> [Data for this task]:
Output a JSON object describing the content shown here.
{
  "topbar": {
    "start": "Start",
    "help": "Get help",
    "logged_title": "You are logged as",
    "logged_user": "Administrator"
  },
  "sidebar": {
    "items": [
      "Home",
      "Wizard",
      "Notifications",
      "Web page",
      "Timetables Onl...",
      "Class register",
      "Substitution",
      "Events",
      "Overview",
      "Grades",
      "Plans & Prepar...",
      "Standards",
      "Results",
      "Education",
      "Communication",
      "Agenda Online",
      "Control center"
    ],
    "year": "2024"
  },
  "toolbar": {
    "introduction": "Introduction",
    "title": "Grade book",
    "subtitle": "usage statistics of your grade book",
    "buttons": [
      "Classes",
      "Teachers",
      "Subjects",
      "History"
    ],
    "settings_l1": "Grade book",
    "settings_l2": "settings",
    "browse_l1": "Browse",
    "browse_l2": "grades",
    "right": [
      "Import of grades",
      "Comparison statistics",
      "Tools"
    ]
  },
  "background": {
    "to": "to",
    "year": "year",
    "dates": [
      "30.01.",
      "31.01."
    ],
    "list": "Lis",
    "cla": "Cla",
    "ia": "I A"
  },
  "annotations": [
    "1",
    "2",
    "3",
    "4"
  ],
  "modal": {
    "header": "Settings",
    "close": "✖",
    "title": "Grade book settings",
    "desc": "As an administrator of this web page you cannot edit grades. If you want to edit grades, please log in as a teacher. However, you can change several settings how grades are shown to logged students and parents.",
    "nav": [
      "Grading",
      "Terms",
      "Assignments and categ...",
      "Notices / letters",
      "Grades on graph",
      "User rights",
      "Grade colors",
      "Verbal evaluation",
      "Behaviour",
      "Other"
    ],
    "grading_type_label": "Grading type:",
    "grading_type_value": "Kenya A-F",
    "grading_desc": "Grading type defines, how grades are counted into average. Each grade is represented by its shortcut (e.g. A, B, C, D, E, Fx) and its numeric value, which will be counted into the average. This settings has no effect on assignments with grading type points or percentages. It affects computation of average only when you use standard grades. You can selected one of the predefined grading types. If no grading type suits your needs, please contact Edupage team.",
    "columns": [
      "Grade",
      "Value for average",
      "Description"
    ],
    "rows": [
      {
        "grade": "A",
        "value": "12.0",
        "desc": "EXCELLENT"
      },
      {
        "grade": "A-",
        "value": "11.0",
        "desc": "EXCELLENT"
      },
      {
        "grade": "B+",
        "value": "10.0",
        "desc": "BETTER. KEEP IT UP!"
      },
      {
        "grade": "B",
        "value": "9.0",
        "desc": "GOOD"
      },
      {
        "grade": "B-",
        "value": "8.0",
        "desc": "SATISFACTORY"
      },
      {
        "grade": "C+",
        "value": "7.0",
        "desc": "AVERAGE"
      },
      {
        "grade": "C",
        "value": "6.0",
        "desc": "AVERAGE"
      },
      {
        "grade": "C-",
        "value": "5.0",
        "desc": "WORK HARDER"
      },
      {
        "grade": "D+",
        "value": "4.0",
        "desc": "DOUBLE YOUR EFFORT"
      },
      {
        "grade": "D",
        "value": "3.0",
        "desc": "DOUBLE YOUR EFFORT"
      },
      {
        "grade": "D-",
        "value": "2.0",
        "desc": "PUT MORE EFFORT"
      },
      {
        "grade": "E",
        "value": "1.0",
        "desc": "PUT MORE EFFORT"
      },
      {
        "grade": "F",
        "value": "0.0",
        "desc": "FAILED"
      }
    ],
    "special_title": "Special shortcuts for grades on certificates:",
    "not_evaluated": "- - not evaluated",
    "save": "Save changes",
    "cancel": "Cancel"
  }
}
==
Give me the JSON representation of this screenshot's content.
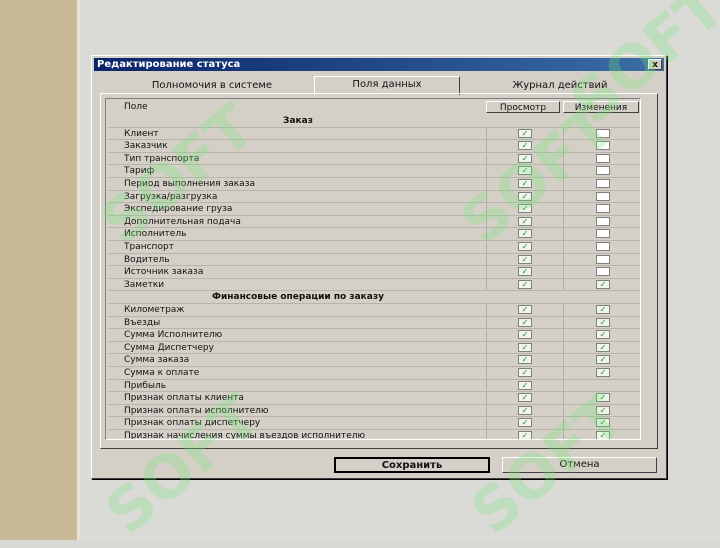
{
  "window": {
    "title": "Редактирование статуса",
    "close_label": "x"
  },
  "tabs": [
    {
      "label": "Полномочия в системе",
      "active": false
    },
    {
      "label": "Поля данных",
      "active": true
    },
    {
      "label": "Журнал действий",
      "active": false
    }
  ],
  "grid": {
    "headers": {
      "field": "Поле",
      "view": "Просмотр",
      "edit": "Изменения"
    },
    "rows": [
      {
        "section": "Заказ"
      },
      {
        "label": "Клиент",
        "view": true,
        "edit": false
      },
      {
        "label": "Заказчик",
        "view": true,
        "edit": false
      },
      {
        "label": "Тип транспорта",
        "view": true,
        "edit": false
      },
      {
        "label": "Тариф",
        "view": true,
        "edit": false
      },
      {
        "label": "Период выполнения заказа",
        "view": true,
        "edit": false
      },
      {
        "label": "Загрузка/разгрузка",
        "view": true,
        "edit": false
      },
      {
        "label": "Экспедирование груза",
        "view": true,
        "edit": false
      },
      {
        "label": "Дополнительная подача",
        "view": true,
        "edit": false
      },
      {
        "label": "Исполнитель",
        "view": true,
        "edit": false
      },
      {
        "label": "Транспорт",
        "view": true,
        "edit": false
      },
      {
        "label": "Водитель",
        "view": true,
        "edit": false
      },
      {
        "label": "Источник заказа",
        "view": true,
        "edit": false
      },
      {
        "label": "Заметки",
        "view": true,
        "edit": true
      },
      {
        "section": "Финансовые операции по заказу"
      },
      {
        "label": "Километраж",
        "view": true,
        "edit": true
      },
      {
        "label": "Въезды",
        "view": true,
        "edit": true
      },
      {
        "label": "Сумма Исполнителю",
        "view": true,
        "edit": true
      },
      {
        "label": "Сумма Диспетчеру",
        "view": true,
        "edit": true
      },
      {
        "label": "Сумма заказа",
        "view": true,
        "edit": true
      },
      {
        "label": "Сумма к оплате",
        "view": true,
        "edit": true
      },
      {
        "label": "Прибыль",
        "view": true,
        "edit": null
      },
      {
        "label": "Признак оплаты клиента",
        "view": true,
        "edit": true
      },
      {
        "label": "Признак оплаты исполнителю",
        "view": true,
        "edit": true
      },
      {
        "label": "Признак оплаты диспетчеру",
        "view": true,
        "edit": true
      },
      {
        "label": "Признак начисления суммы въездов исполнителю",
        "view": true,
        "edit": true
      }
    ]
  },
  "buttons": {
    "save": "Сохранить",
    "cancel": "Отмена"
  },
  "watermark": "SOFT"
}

> [Written instruction]:
State how many lines of the listing hold the string "content"; reply with the number and nothing else.

> [Exercise solution]:
2